Aim.
For this exercise, copy out each line of the material below that includes "luku".

____ Record extracts

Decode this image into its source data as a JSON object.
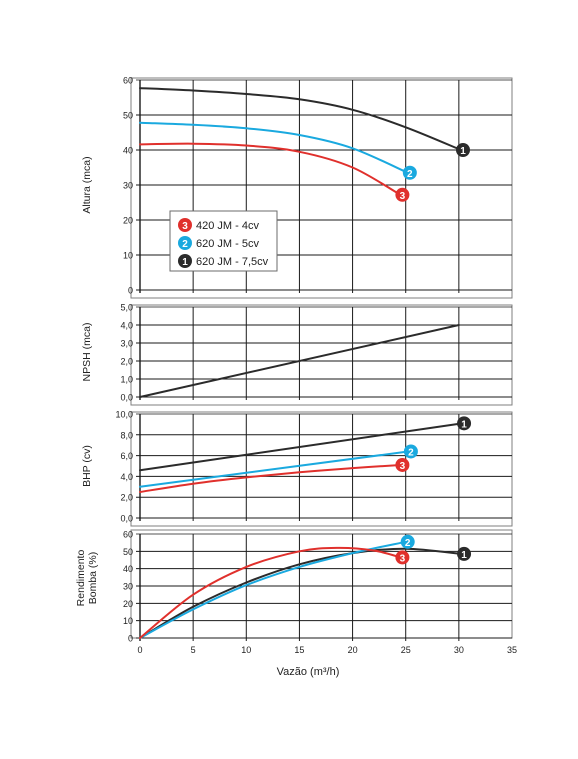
{
  "colors": {
    "red": "#e0302c",
    "blue": "#1aa9df",
    "black": "#2b2b2b",
    "grid": "#1a1a1a",
    "frame": "#7f7f7f"
  },
  "x_axis": {
    "label": "Vazão (m³/h)",
    "range": [
      0,
      35
    ],
    "ticks": [
      0,
      5,
      10,
      15,
      20,
      25,
      30,
      35
    ],
    "tick_labels": [
      "0",
      "5",
      "10",
      "15",
      "20",
      "25",
      "30",
      "35"
    ]
  },
  "legend": {
    "placement": "left-middle of top panel",
    "items": [
      {
        "marker": "3",
        "label": "420 JM - 4cv",
        "color": "#e0302c"
      },
      {
        "marker": "2",
        "label": "620 JM - 5cv",
        "color": "#1aa9df"
      },
      {
        "marker": "1",
        "label": "620 JM - 7,5cv",
        "color": "#2b2b2b"
      }
    ]
  },
  "chart_data": [
    {
      "type": "line",
      "ylabel": "Altura (mca)",
      "xlabel": "",
      "ylim": [
        0,
        60
      ],
      "yticks": [
        0,
        10,
        20,
        30,
        40,
        50,
        60
      ],
      "ytick_labels": [
        "0",
        "10",
        "20",
        "30",
        "40",
        "50",
        "60"
      ],
      "series": [
        {
          "name": "620 JM - 7,5cv",
          "marker": "1",
          "color": "#2b2b2b",
          "x": [
            0,
            5,
            10,
            15,
            20,
            25,
            30.2
          ],
          "y": [
            57.7,
            57.0,
            56.0,
            54.5,
            51.5,
            46.5,
            40
          ]
        },
        {
          "name": "620 JM - 5cv",
          "marker": "2",
          "color": "#1aa9df",
          "x": [
            0,
            5,
            10,
            15,
            20,
            25.2
          ],
          "y": [
            47.8,
            47.2,
            46.2,
            44.3,
            40.5,
            33.5
          ]
        },
        {
          "name": "420 JM - 4cv",
          "marker": "3",
          "color": "#e0302c",
          "x": [
            0,
            5,
            10,
            15,
            20,
            24.5
          ],
          "y": [
            41.6,
            41.8,
            41.3,
            39.5,
            35,
            27.2
          ]
        }
      ]
    },
    {
      "type": "line",
      "ylabel": "NPSH (mca)",
      "xlabel": "",
      "ylim": [
        0,
        5
      ],
      "yticks": [
        0,
        1,
        2,
        3,
        4,
        5
      ],
      "ytick_labels": [
        "0,0",
        "1,0",
        "2,0",
        "3,0",
        "4,0",
        "5,0"
      ],
      "series": [
        {
          "name": "",
          "color": "#2b2b2b",
          "x": [
            0,
            30
          ],
          "y": [
            0,
            4.0
          ]
        }
      ]
    },
    {
      "type": "line",
      "ylabel": "BHP (cv)",
      "xlabel": "",
      "ylim": [
        0,
        10
      ],
      "yticks": [
        0,
        2,
        4,
        6,
        8,
        10
      ],
      "ytick_labels": [
        "0,0",
        "2,0",
        "4,0",
        "6,0",
        "8,0",
        "10,0"
      ],
      "series": [
        {
          "name": "620 JM - 7,5cv",
          "marker": "1",
          "color": "#2b2b2b",
          "x": [
            0,
            30.3
          ],
          "y": [
            4.6,
            9.1
          ]
        },
        {
          "name": "620 JM - 5cv",
          "marker": "2",
          "color": "#1aa9df",
          "x": [
            0,
            25.3
          ],
          "y": [
            3.0,
            6.4
          ]
        },
        {
          "name": "420 JM - 4cv",
          "marker": "3",
          "color": "#e0302c",
          "x": [
            0,
            5,
            10,
            15,
            20,
            24.5
          ],
          "y": [
            2.5,
            3.3,
            3.9,
            4.4,
            4.8,
            5.1
          ]
        }
      ]
    },
    {
      "type": "line",
      "ylabel": "Rendimento Bomba (%)",
      "ylabel_lines": [
        "Rendimento",
        "Bomba (%)"
      ],
      "xlabel": "Vazão (m³/h)",
      "ylim": [
        0,
        60
      ],
      "yticks": [
        0,
        10,
        20,
        30,
        40,
        50,
        60
      ],
      "ytick_labels": [
        "0",
        "10",
        "20",
        "30",
        "40",
        "50",
        "60"
      ],
      "series": [
        {
          "name": "620 JM - 7,5cv",
          "marker": "1",
          "color": "#2b2b2b",
          "x": [
            0,
            5,
            10,
            15,
            20,
            25,
            30.3
          ],
          "y": [
            0,
            18,
            32,
            42.5,
            49,
            51.5,
            48.5
          ]
        },
        {
          "name": "620 JM - 5cv",
          "marker": "2",
          "color": "#1aa9df",
          "x": [
            0,
            5,
            10,
            15,
            20,
            25.0
          ],
          "y": [
            0,
            16.5,
            30.5,
            41,
            49,
            55.5
          ]
        },
        {
          "name": "420 JM - 4cv",
          "marker": "3",
          "color": "#e0302c",
          "x": [
            0,
            5,
            10,
            15,
            18.5,
            22,
            24.5
          ],
          "y": [
            0,
            25,
            41,
            50,
            52,
            50.5,
            46.5
          ]
        }
      ]
    }
  ]
}
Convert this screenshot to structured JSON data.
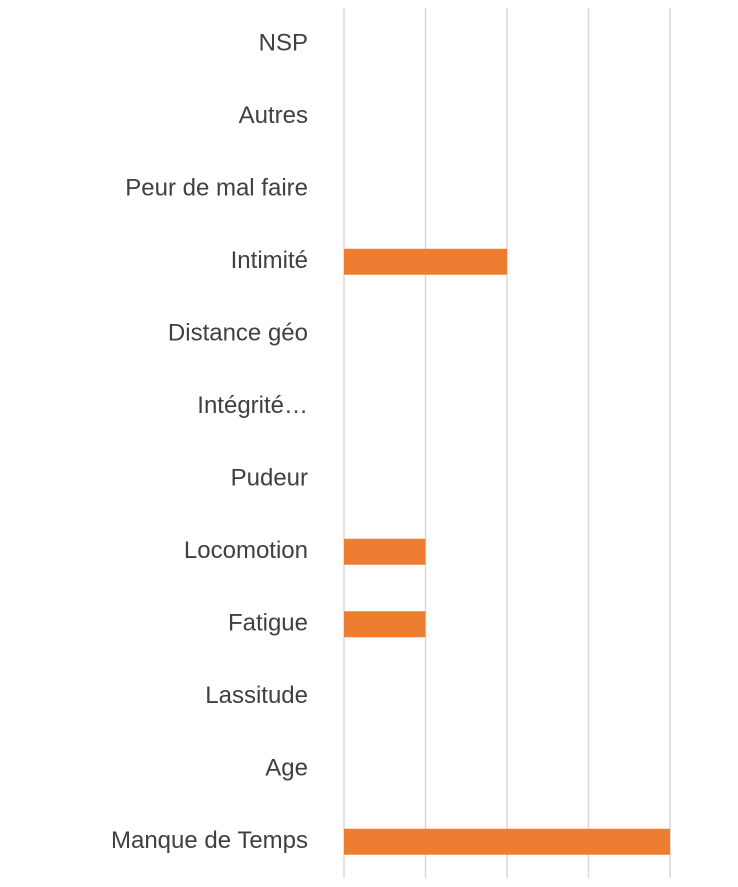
{
  "chart_data": {
    "type": "barh",
    "categories": [
      "Manque de Temps",
      "Age",
      "Lassitude",
      "Fatigue",
      "Locomotion",
      "Pudeur",
      "Intégrité…",
      "Distance géo",
      "Intimité",
      "Peur de mal faire",
      "Autres",
      "NSP"
    ],
    "values": [
      4,
      0,
      0,
      1,
      1,
      0,
      0,
      0,
      2,
      0,
      0,
      0
    ],
    "color": "#ed7d31",
    "xlim": [
      0,
      4
    ],
    "xticks": [
      0,
      1,
      2,
      3,
      4
    ],
    "grid": true
  }
}
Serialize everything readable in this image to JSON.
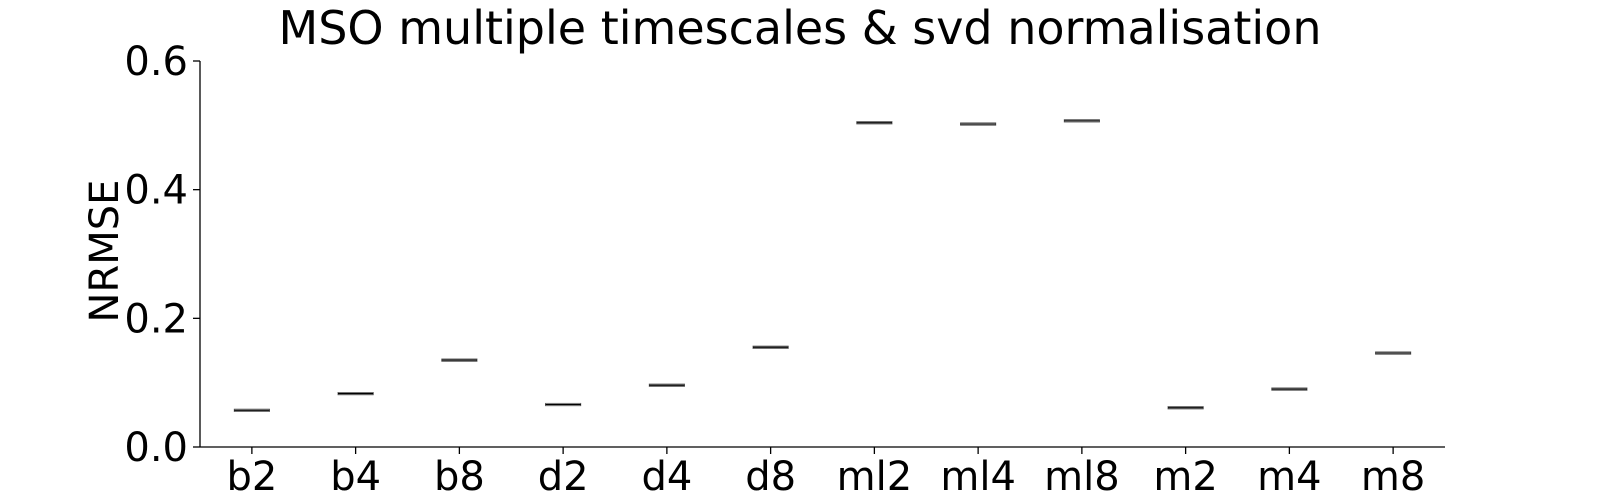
{
  "chart_data": {
    "type": "box",
    "title": "MSO multiple timescales & svd normalisation",
    "xlabel": "",
    "ylabel": "NRMSE",
    "ylim": [
      0,
      0.6
    ],
    "yticks": [
      0.0,
      0.2,
      0.4,
      0.6
    ],
    "ytick_labels": [
      "0.0",
      "0.2",
      "0.4",
      "0.6"
    ],
    "grid": false,
    "legend": "none",
    "categories": [
      "b2",
      "b4",
      "b8",
      "d2",
      "d4",
      "d8",
      "ml2",
      "ml4",
      "ml8",
      "m2",
      "m4",
      "m8"
    ],
    "values": [
      0.057,
      0.083,
      0.135,
      0.066,
      0.096,
      0.155,
      0.504,
      0.502,
      0.507,
      0.061,
      0.09,
      0.146
    ],
    "colors": {
      "axis": "#000000",
      "median": "#000000",
      "box": "#555555"
    }
  }
}
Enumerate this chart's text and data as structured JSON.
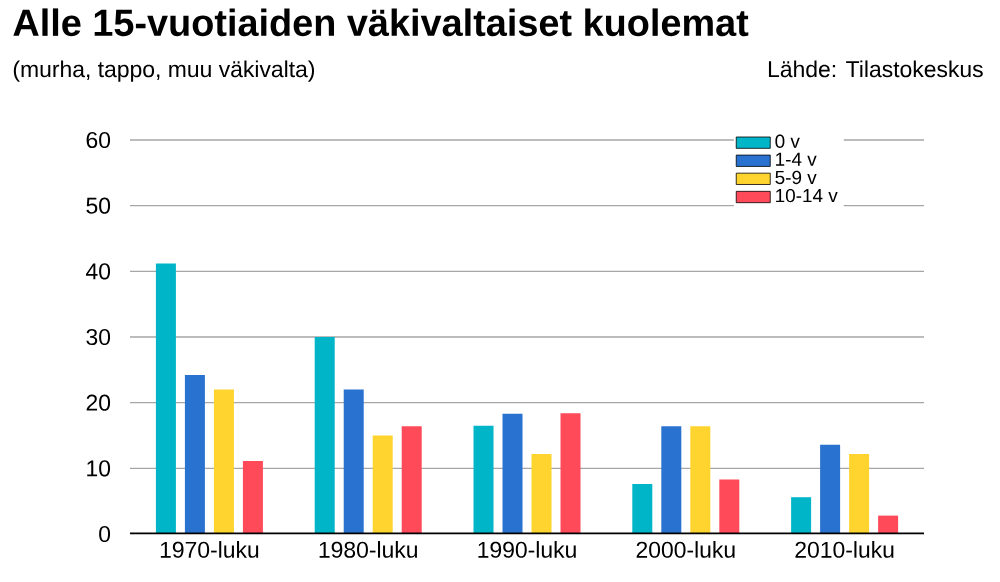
{
  "chart_data": {
    "type": "bar",
    "title": "Alle 15-vuotiaiden väkivaltaiset kuolemat",
    "subtitle": "(murha, tappo, muu väkivalta)",
    "annotations": [
      "Lähde: Tilastokeskus"
    ],
    "categories": [
      "1970-luku",
      "1980-luku",
      "1990-luku",
      "2000-luku",
      "2010-luku"
    ],
    "series": [
      {
        "name": "0 v",
        "color": "#00b5c8",
        "values": [
          41.2,
          30,
          16.5,
          7.6,
          5.6
        ]
      },
      {
        "name": "1-4 v",
        "color": "#2a72d0",
        "values": [
          24.2,
          22,
          18.3,
          16.4,
          13.6
        ]
      },
      {
        "name": "5-9 v",
        "color": "#ffd42e",
        "values": [
          22,
          15,
          12.2,
          16.4,
          12.2
        ]
      },
      {
        "name": "10-14 v",
        "color": "#ff4a5a",
        "values": [
          11.1,
          16.4,
          18.4,
          8.3,
          2.8
        ]
      }
    ],
    "ylim": [
      0,
      60
    ],
    "yticks": [
      0,
      10,
      20,
      30,
      40,
      50,
      60
    ],
    "grid": "y",
    "legend": "top right"
  }
}
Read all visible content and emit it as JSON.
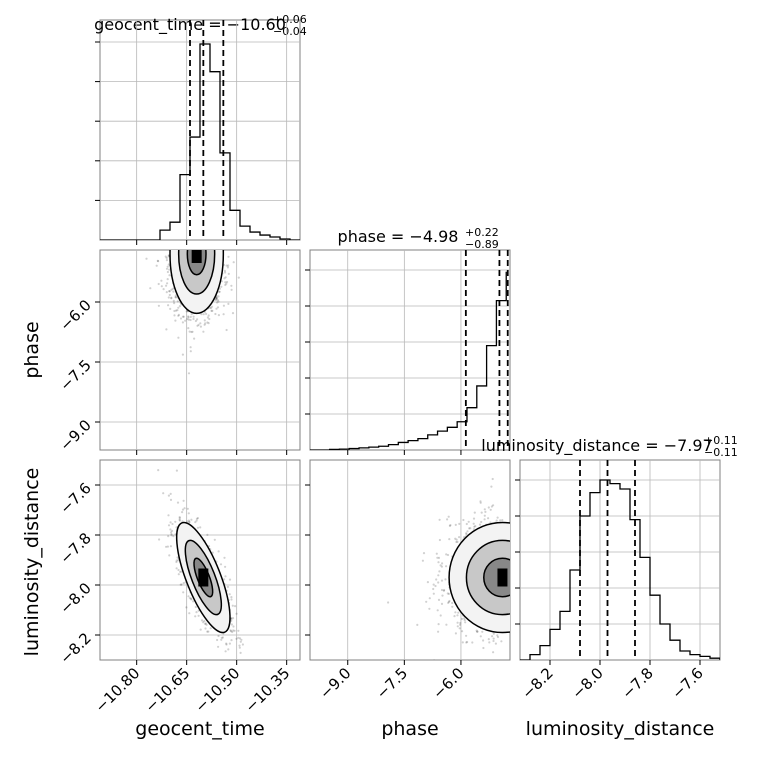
{
  "chart_data": {
    "type": "corner",
    "parameters": [
      {
        "name": "geocent_time",
        "title": "geocent_time = −10.60",
        "title_sup": "+0.06",
        "title_sub": "−0.04",
        "range": [
          -10.91,
          -10.31
        ],
        "ticks": [
          -10.8,
          -10.65,
          -10.5,
          -10.35
        ],
        "tick_labels": [
          "−10.80",
          "−10.65",
          "−10.50",
          "−10.35"
        ],
        "quantiles": [
          -10.64,
          -10.6,
          -10.54
        ],
        "hist_edges": [
          -10.91,
          -10.88,
          -10.85,
          -10.82,
          -10.79,
          -10.76,
          -10.73,
          -10.7,
          -10.67,
          -10.64,
          -10.61,
          -10.58,
          -10.55,
          -10.52,
          -10.49,
          -10.46,
          -10.43,
          -10.4,
          -10.37,
          -10.34,
          -10.31
        ],
        "hist_counts": [
          0,
          0,
          0,
          0,
          0,
          0,
          0.05,
          0.09,
          0.33,
          0.52,
          0.99,
          0.85,
          0.44,
          0.15,
          0.07,
          0.04,
          0.025,
          0.015,
          0.005,
          0,
          0
        ]
      },
      {
        "name": "phase",
        "title": "phase = −4.98",
        "title_sup": "+0.22",
        "title_sub": "−0.89",
        "range": [
          -10.0,
          -4.7
        ],
        "ticks": [
          -9.0,
          -7.5,
          -6.0
        ],
        "tick_labels": [
          "−9.0",
          "−7.5",
          "−6.0"
        ],
        "quantiles": [
          -5.87,
          -4.98,
          -4.76
        ],
        "hist_edges": [
          -10.0,
          -9.74,
          -9.48,
          -9.22,
          -8.96,
          -8.7,
          -8.44,
          -8.18,
          -7.92,
          -7.66,
          -7.4,
          -7.14,
          -6.88,
          -6.62,
          -6.36,
          -6.1,
          -5.84,
          -5.58,
          -5.32,
          -5.06,
          -4.8
        ],
        "hist_counts": [
          0,
          0,
          0.003,
          0.005,
          0.008,
          0.012,
          0.016,
          0.021,
          0.03,
          0.042,
          0.052,
          0.063,
          0.084,
          0.105,
          0.126,
          0.157,
          0.235,
          0.356,
          0.58,
          0.83,
          0.99
        ]
      },
      {
        "name": "luminosity_distance",
        "title": "luminosity_distance = −7.97",
        "title_sup": "+0.11",
        "title_sub": "−0.11",
        "range": [
          -8.32,
          -7.52
        ],
        "ticks": [
          -8.2,
          -8.0,
          -7.8,
          -7.6
        ],
        "tick_labels": [
          "−8.2",
          "−8.0",
          "−7.8",
          "−7.6"
        ],
        "quantiles": [
          -8.08,
          -7.97,
          -7.86
        ],
        "hist_edges": [
          -8.32,
          -8.28,
          -8.24,
          -8.2,
          -8.16,
          -8.12,
          -8.08,
          -8.04,
          -8.0,
          -7.96,
          -7.92,
          -7.88,
          -7.84,
          -7.8,
          -7.76,
          -7.72,
          -7.68,
          -7.64,
          -7.6,
          -7.56,
          -7.52
        ],
        "hist_counts": [
          0,
          0.03,
          0.08,
          0.17,
          0.27,
          0.5,
          0.8,
          0.93,
          1.0,
          0.98,
          0.95,
          0.78,
          0.57,
          0.36,
          0.2,
          0.11,
          0.05,
          0.03,
          0.02,
          0.01,
          0
        ]
      }
    ],
    "pairs": [
      {
        "x": "geocent_time",
        "y": "phase",
        "y_range": [
          -9.7,
          -4.7
        ],
        "y_ticks": [
          -9.0,
          -7.5,
          -6.0
        ],
        "y_tick_labels": [
          "−9.0",
          "−7.5",
          "−6.0"
        ],
        "peak": [
          -10.62,
          -4.8
        ],
        "cov": [
          [
            0.0016,
            0.0
          ],
          [
            0.0,
            0.55
          ]
        ],
        "density": [
          [
            0,
            0,
            0,
            0,
            0,
            0.02,
            0.12,
            0.45,
            1.0,
            0.75,
            0.3,
            0.08,
            0.02,
            0,
            0
          ],
          [
            0,
            0,
            0,
            0,
            0,
            0.01,
            0.08,
            0.3,
            0.55,
            0.45,
            0.2,
            0.06,
            0.01,
            0,
            0
          ],
          [
            0,
            0,
            0,
            0,
            0,
            0.0,
            0.04,
            0.18,
            0.32,
            0.28,
            0.14,
            0.04,
            0.0,
            0,
            0
          ]
        ]
      },
      {
        "x": "geocent_time",
        "y": "luminosity_distance",
        "y_range": [
          -8.3,
          -7.5
        ],
        "y_ticks": [
          -8.2,
          -8.0,
          -7.8,
          -7.6
        ],
        "y_tick_labels": [
          "−8.2",
          "−8.0",
          "−7.8",
          "−7.6"
        ],
        "peak": [
          -10.6,
          -7.97
        ],
        "cov": [
          [
            0.0016,
            -0.0032
          ],
          [
            -0.0032,
            0.0121
          ]
        ]
      },
      {
        "x": "phase",
        "y": "luminosity_distance",
        "y_range": [
          -8.3,
          -7.5
        ],
        "y_ticks": [],
        "y_tick_labels": [],
        "peak": [
          -4.9,
          -7.97
        ],
        "cov": [
          [
            0.5,
            0.0
          ],
          [
            0.0,
            0.0121
          ]
        ]
      }
    ],
    "axis_labels": {
      "x": [
        "geocent_time",
        "phase",
        "luminosity_distance"
      ],
      "y": [
        "phase",
        "luminosity_distance"
      ]
    },
    "grid": true
  }
}
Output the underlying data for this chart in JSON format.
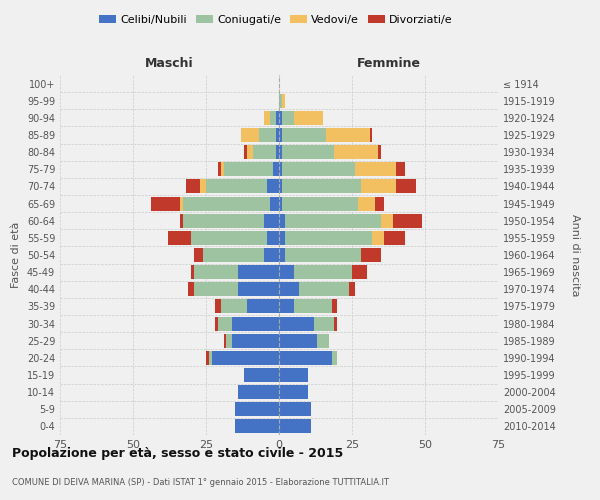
{
  "age_groups": [
    "0-4",
    "5-9",
    "10-14",
    "15-19",
    "20-24",
    "25-29",
    "30-34",
    "35-39",
    "40-44",
    "45-49",
    "50-54",
    "55-59",
    "60-64",
    "65-69",
    "70-74",
    "75-79",
    "80-84",
    "85-89",
    "90-94",
    "95-99",
    "100+"
  ],
  "birth_years": [
    "2010-2014",
    "2005-2009",
    "2000-2004",
    "1995-1999",
    "1990-1994",
    "1985-1989",
    "1980-1984",
    "1975-1979",
    "1970-1974",
    "1965-1969",
    "1960-1964",
    "1955-1959",
    "1950-1954",
    "1945-1949",
    "1940-1944",
    "1935-1939",
    "1930-1934",
    "1925-1929",
    "1920-1924",
    "1915-1919",
    "≤ 1914"
  ],
  "males": {
    "celibe": [
      15,
      15,
      14,
      12,
      23,
      16,
      16,
      11,
      14,
      14,
      5,
      4,
      5,
      3,
      4,
      2,
      1,
      1,
      1,
      0,
      0
    ],
    "coniugato": [
      0,
      0,
      0,
      0,
      1,
      2,
      5,
      9,
      15,
      15,
      21,
      26,
      28,
      30,
      21,
      17,
      8,
      6,
      2,
      0,
      0
    ],
    "vedovo": [
      0,
      0,
      0,
      0,
      0,
      0,
      0,
      0,
      0,
      0,
      0,
      0,
      0,
      1,
      2,
      1,
      2,
      6,
      2,
      0,
      0
    ],
    "divorziato": [
      0,
      0,
      0,
      0,
      1,
      1,
      1,
      2,
      2,
      1,
      3,
      8,
      1,
      10,
      5,
      1,
      1,
      0,
      0,
      0,
      0
    ]
  },
  "females": {
    "nubile": [
      11,
      11,
      10,
      10,
      18,
      13,
      12,
      5,
      7,
      5,
      2,
      2,
      2,
      1,
      1,
      1,
      1,
      1,
      1,
      0,
      0
    ],
    "coniugata": [
      0,
      0,
      0,
      0,
      2,
      4,
      7,
      13,
      17,
      20,
      26,
      30,
      33,
      26,
      27,
      25,
      18,
      15,
      4,
      1,
      0
    ],
    "vedova": [
      0,
      0,
      0,
      0,
      0,
      0,
      0,
      0,
      0,
      0,
      0,
      4,
      4,
      6,
      12,
      14,
      15,
      15,
      10,
      1,
      0
    ],
    "divorziata": [
      0,
      0,
      0,
      0,
      0,
      0,
      1,
      2,
      2,
      5,
      7,
      7,
      10,
      3,
      7,
      3,
      1,
      1,
      0,
      0,
      0
    ]
  },
  "colors": {
    "celibe": "#4472C4",
    "coniugato": "#9DC3A0",
    "vedovo": "#F2C060",
    "divorziato": "#C0392B"
  },
  "xlim": 75,
  "title": "Popolazione per età, sesso e stato civile - 2015",
  "subtitle": "COMUNE DI DEIVA MARINA (SP) - Dati ISTAT 1° gennaio 2015 - Elaborazione TUTTITALIA.IT",
  "ylabel": "Fasce di età",
  "ylabel_right": "Anni di nascita",
  "label_maschi": "Maschi",
  "label_femmine": "Femmine",
  "legend_labels": [
    "Celibi/Nubili",
    "Coniugati/e",
    "Vedovi/e",
    "Divorziati/e"
  ],
  "bg_color": "#f0f0f0"
}
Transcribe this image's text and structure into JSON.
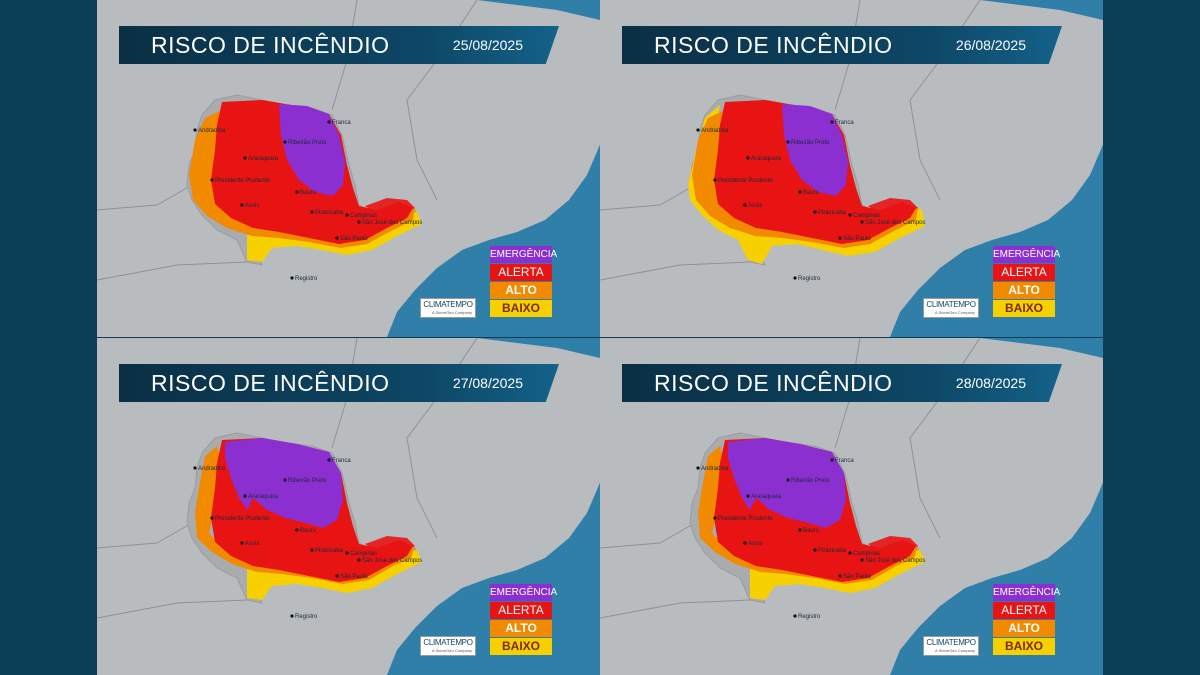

________

Expected output.
      "1970-luku",
      "1980-luku",
      "1990-luku",
      "2000-luku",
      "2010-luku"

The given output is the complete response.